▶ **Exercise description**: Could you filter the data below down to the lines that hold the word "mother"?

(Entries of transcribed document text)
======
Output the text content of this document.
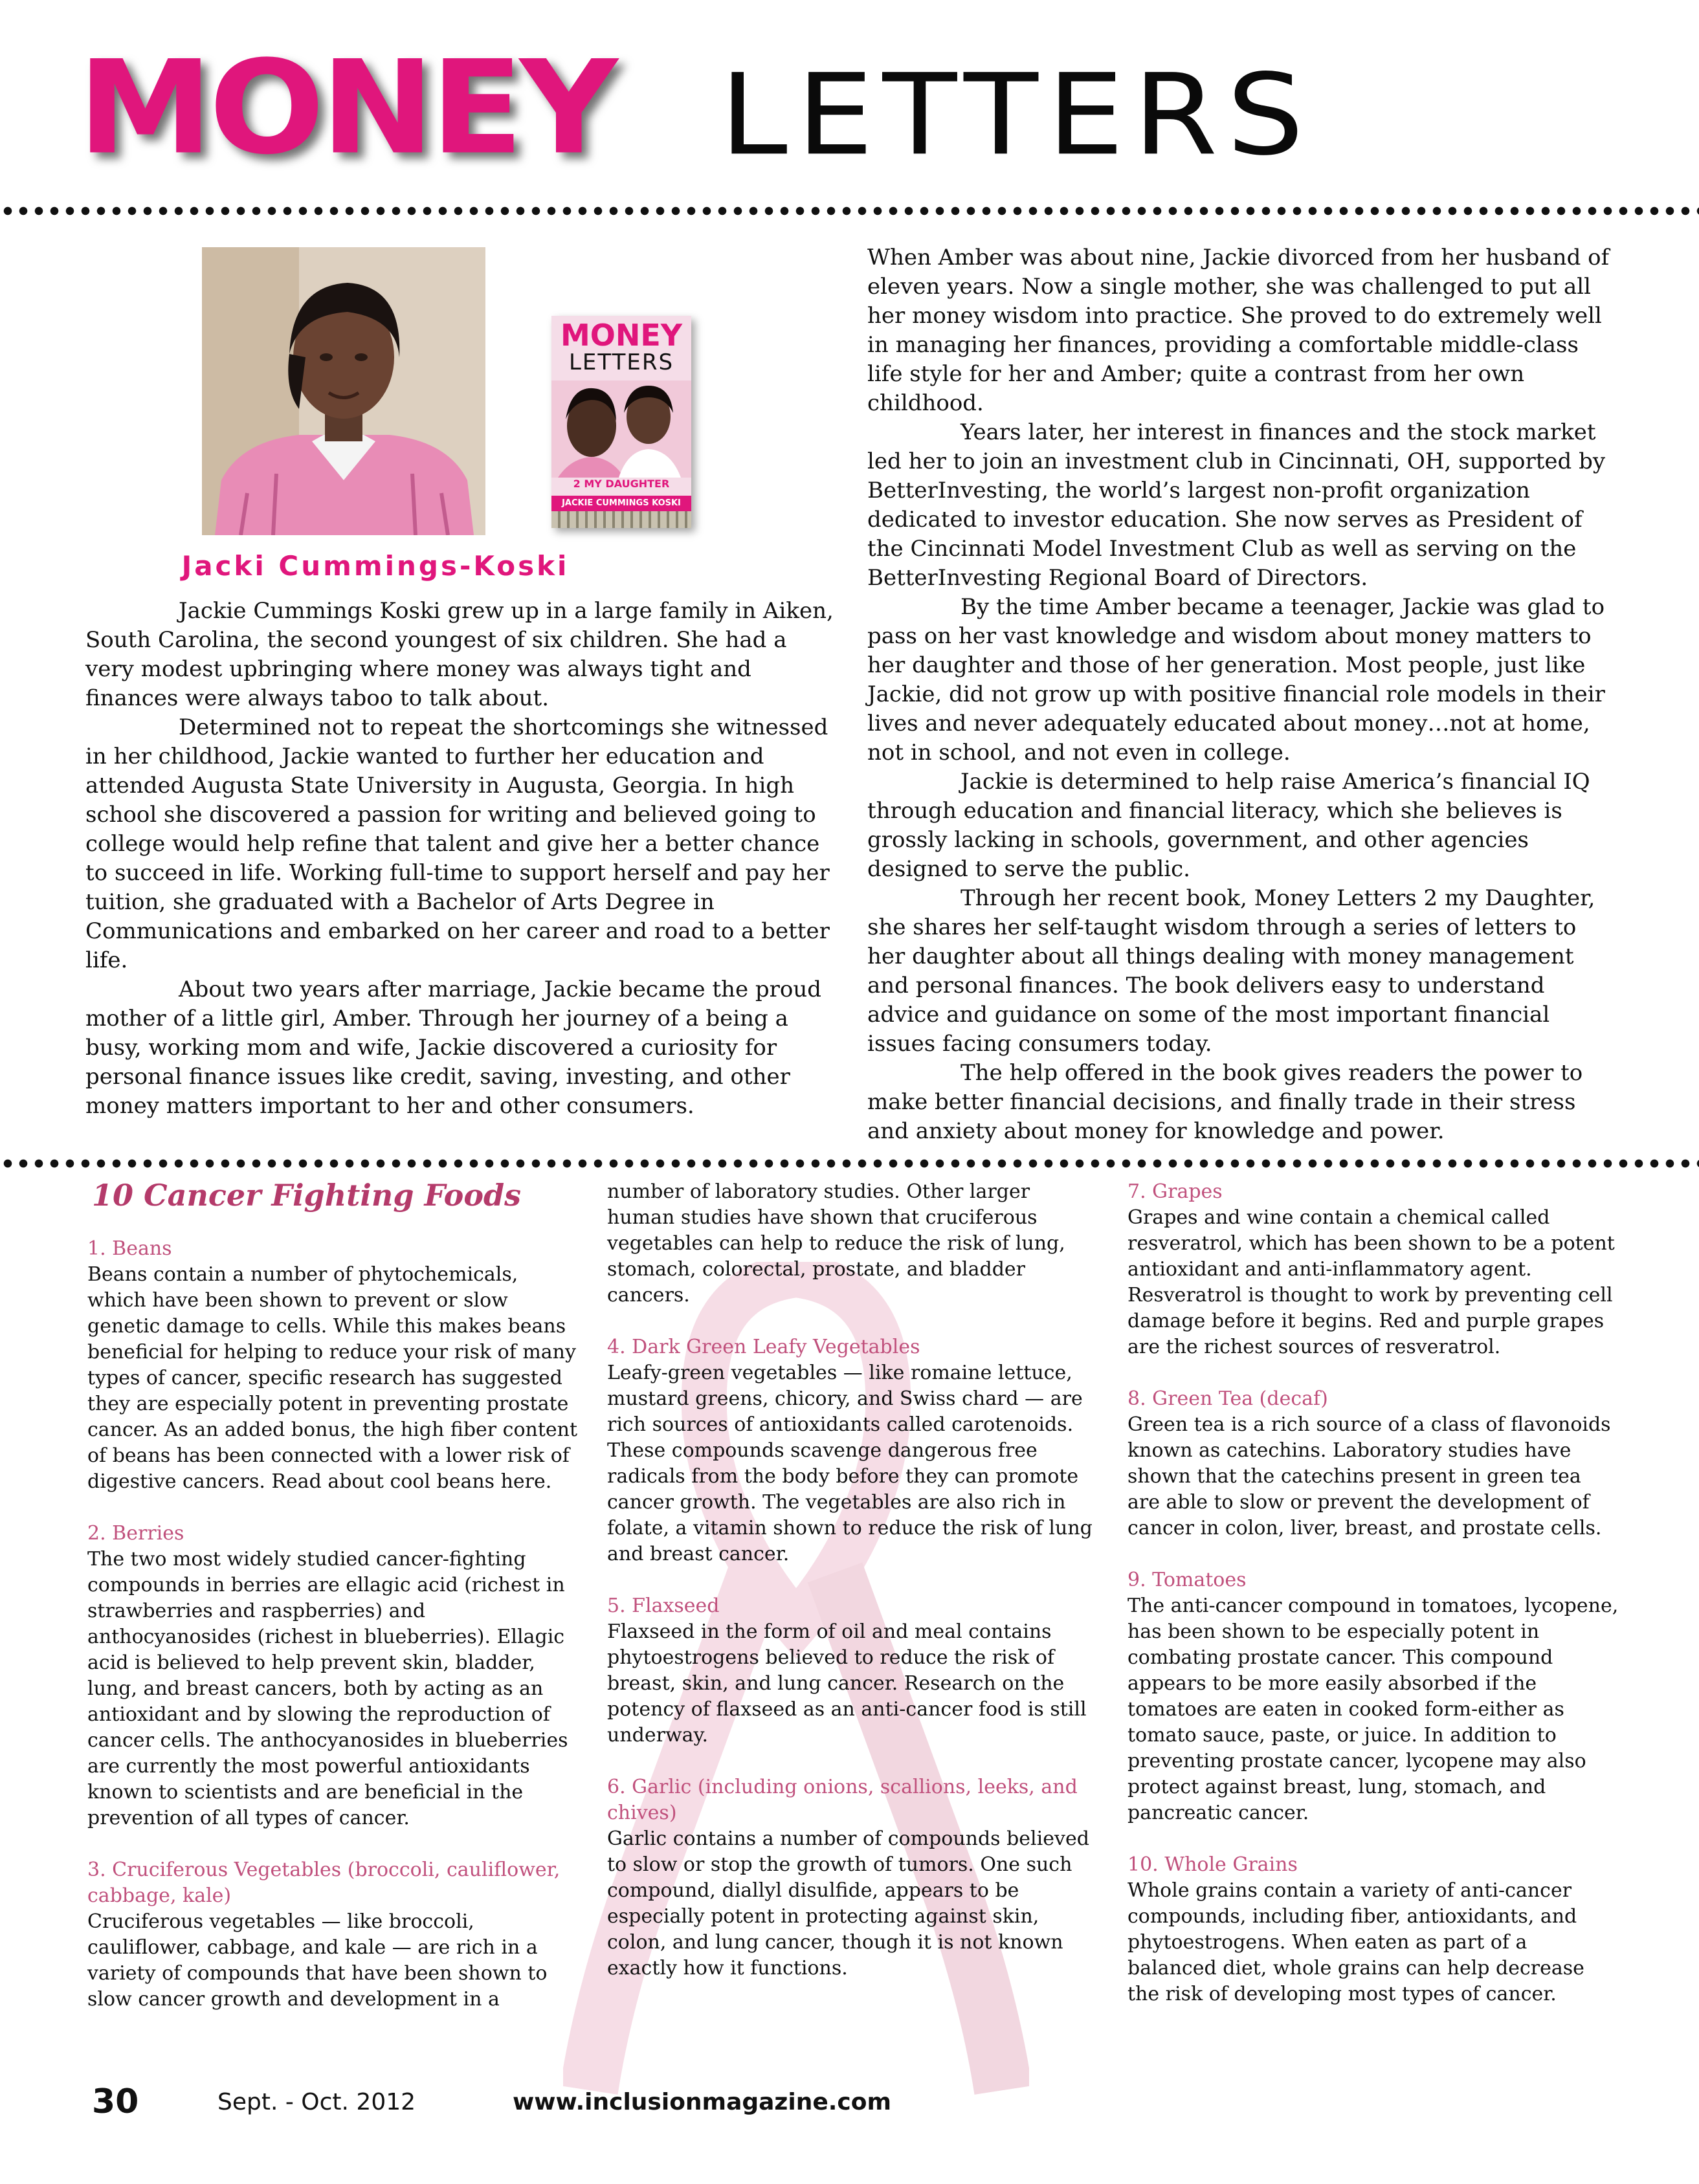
MONEY LETTERS
MONEY
LETTERS
2 MY DAUGHTER
JACKIE CUMMINGS KOSKI
Jacki Cummings-Koski

Jackie Cummings Koski grew up in a large family in Aiken, South Carolina, the second youngest of six children. She had a very modest upbringing where money was always tight and finances were always taboo to talk about.

Determined not to repeat the shortcomings she witnessed in her childhood, Jackie wanted to further her education and attended Augusta State University in Augusta, Georgia. In high school she discovered a passion for writing and believed going to college would help refine that talent and give her a better chance to succeed in life. Working full-time to support herself and pay her tuition, she graduated with a Bachelor of Arts Degree in Communications and embarked on her career and road to a better life.

About two years after marriage, Jackie became the proud mother of a little girl, Amber. Through her journey of a being a busy, working mom and wife, Jackie discovered a curiosity for personal finance issues like credit, saving, investing, and other money matters important to her and other consumers.

When Amber was about nine, Jackie divorced from her husband of eleven years. Now a single mother, she was challenged to put all her money wisdom into practice. She proved to do extremely well in managing her finances, providing a comfortable middle-class life style for her and Amber; quite a contrast from her own childhood.

Years later, her interest in finances and the stock market led her to join an investment club in Cincinnati, OH, supported by BetterInvesting, the world’s largest non-profit organization dedicated to investor education. She now serves as President of the Cincinnati Model Investment Club as well as serving on the BetterInvesting Regional Board of Directors.

By the time Amber became a teenager, Jackie was glad to pass on her vast knowledge and wisdom about money matters to her daughter and those of her generation. Most people, just like Jackie, did not grow up with positive financial role models in their lives and never adequately educated about money…not at home, not in school, and not even in college.

Jackie is determined to help raise America’s financial IQ through education and financial literacy, which she believes is grossly lacking in schools, government, and other agencies designed to serve the public.

Through her recent book, Money Letters 2 my Daughter, she shares her self-taught wisdom through a series of letters to her daughter about all things dealing with money management and personal finances. The book delivers easy to understand advice and guidance on some of the most important financial issues facing consumers today.

The help offered in the book gives readers the power to make better financial decisions, and finally trade in their stress and anxiety about money for knowledge and power.

10 Cancer Fighting Foods
1. Beans
Beans contain a number of phytochemicals, which have been shown to prevent or slow genetic damage to cells. While this makes beans beneficial for helping to reduce your risk of many types of cancer, specific research has suggested they are especially potent in preventing prostate cancer. As an added bonus, the high fiber content of beans has been connected with a lower risk of digestive cancers. Read about cool beans here.
2. Berries
The two most widely studied cancer-fighting compounds in berries are ellagic acid (richest in strawberries and raspberries) and anthocyanosides (richest in blueberries). Ellagic acid is believed to help prevent skin, bladder, lung, and breast cancers, both by acting as an antioxidant and by slowing the reproduction of cancer cells. The anthocyanosides in blueberries are currently the most powerful antioxidants known to scientists and are beneficial in the prevention of all types of cancer.
3. Cruciferous Vegetables (broccoli, cauliflower, cabbage, kale)
Cruciferous vegetables — like broccoli, cauliflower, cabbage, and kale — are rich in a variety of compounds that have been shown to slow cancer growth and development in a
number of laboratory studies. Other larger human studies have shown that cruciferous vegetables can help to reduce the risk of lung, stomach, colorectal, prostate, and bladder cancers.
4. Dark Green Leafy Vegetables
Leafy-green vegetables — like romaine lettuce, mustard greens, chicory, and Swiss chard — are rich sources of antioxidants called carotenoids. These compounds scavenge dangerous free radicals from the body before they can promote cancer growth. The vegetables are also rich in folate, a vitamin shown to reduce the risk of lung and breast cancer.
5. Flaxseed
Flaxseed in the form of oil and meal contains phytoestrogens believed to reduce the risk of breast, skin, and lung cancer. Research on the potency of flaxseed as an anti-cancer food is still underway.
6. Garlic (including onions, scallions, leeks, and chives)
Garlic contains a number of compounds believed to slow or stop the growth of tumors. One such compound, diallyl disulfide, appears to be especially potent in protecting against skin, colon, and lung cancer, though it is not known exactly how it functions.
7. Grapes
Grapes and wine contain a chemical called resveratrol, which has been shown to be a potent antioxidant and anti-inflammatory agent. Resveratrol is thought to work by preventing cell damage before it begins. Red and purple grapes are the richest sources of resveratrol.
8. Green Tea (decaf)
Green tea is a rich source of a class of flavonoids known as catechins. Laboratory studies have shown that the catechins present in green tea are able to slow or prevent the development of cancer in colon, liver, breast, and prostate cells.
9. Tomatoes
The anti-cancer compound in tomatoes, lycopene, has been shown to be especially potent in combating prostate cancer. This compound appears to be more easily absorbed if the tomatoes are eaten in cooked form-either as tomato sauce, paste, or juice. In addition to preventing prostate cancer, lycopene may also protect against breast, lung, stomach, and pancreatic cancer.
10. Whole Grains
Whole grains contain a variety of anti-cancer compounds, including fiber, antioxidants, and phytoestrogens. When eaten as part of a balanced diet, whole grains can help decrease the risk of developing most types of cancer.
30	Sept. - Oct. 2012	www.inclusionmagazine.com
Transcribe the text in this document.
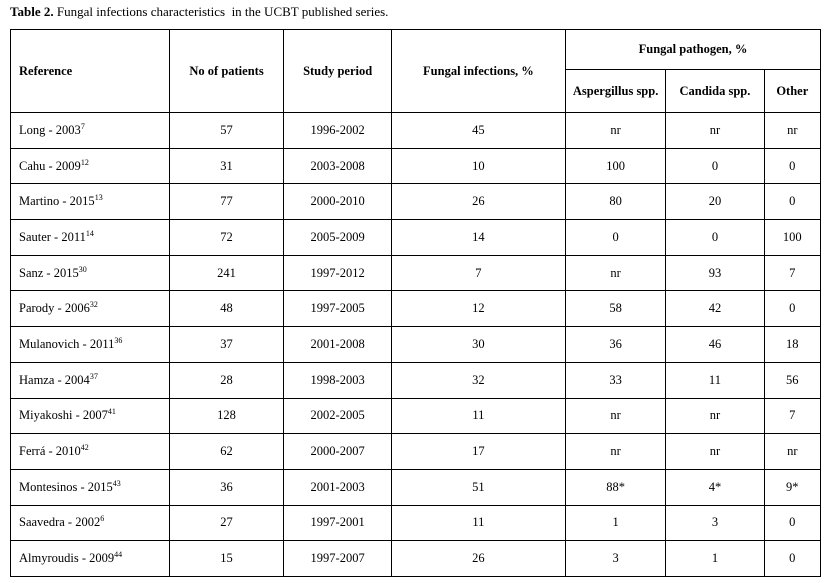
Table 2. Fungal infections characteristics  in the UCBT published series.
Reference	No of patients	Study period	Fungal infections, %	Fungal pathogen, %		
				Aspergillus spp.	Candida spp.	Other
Long - 2003$^7$	57	1996-2002	45	nr	nr	nr
Cahu - 2009$^{12}$	31	2003-2008	10	100	0	0
Martino - 2015$^{13}$	77	2000-2010	26	80	20	0
Sauter - 2011$^{14}$	72	2005-2009	14	0	0	100
Sanz - 2015$^{30}$	241	1997-2012	7	nr	93	7
Parody - 2006$^{32}$	48	1997-2005	12	58	42	0
Mulanovich - 2011$^{36}$	37	2001-2008	30	36	46	18
Hamza - 2004$^{37}$	28	1998-2003	32	33	11	56
Miyakoshi - 2007$^{41}$	128	2002-2005	11	nr	nr	7
Ferrá - 2010$^{42}$	62	2000-2007	17	nr	nr	nr
Montesinos - 2015$^{43}$	36	2001-2003	51	88*	4*	9*
Saavedra - 2002$^6$	27	1997-2001	11	1	3	0
Almyroudis - 2009$^{44}$	15	1997-2007	26	3	1	0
======
▶ **Solution to this exercise**:
About two years after marriage, Jackie became the proud mother of a little girl, Amber. Through her journey of a being a busy, working mom and wife, Jackie discovered a curiosity for personal finance issues like credit, saving, investing, and other money matters important to her and other consumers.
When Amber was about nine, Jackie divorced from her husband of eleven years. Now a single mother, she was challenged to put all her money wisdom into practice. She proved to do extremely well in managing her finances, providing a comfortable middle-class life style for her and Amber; quite a contrast from her own childhood.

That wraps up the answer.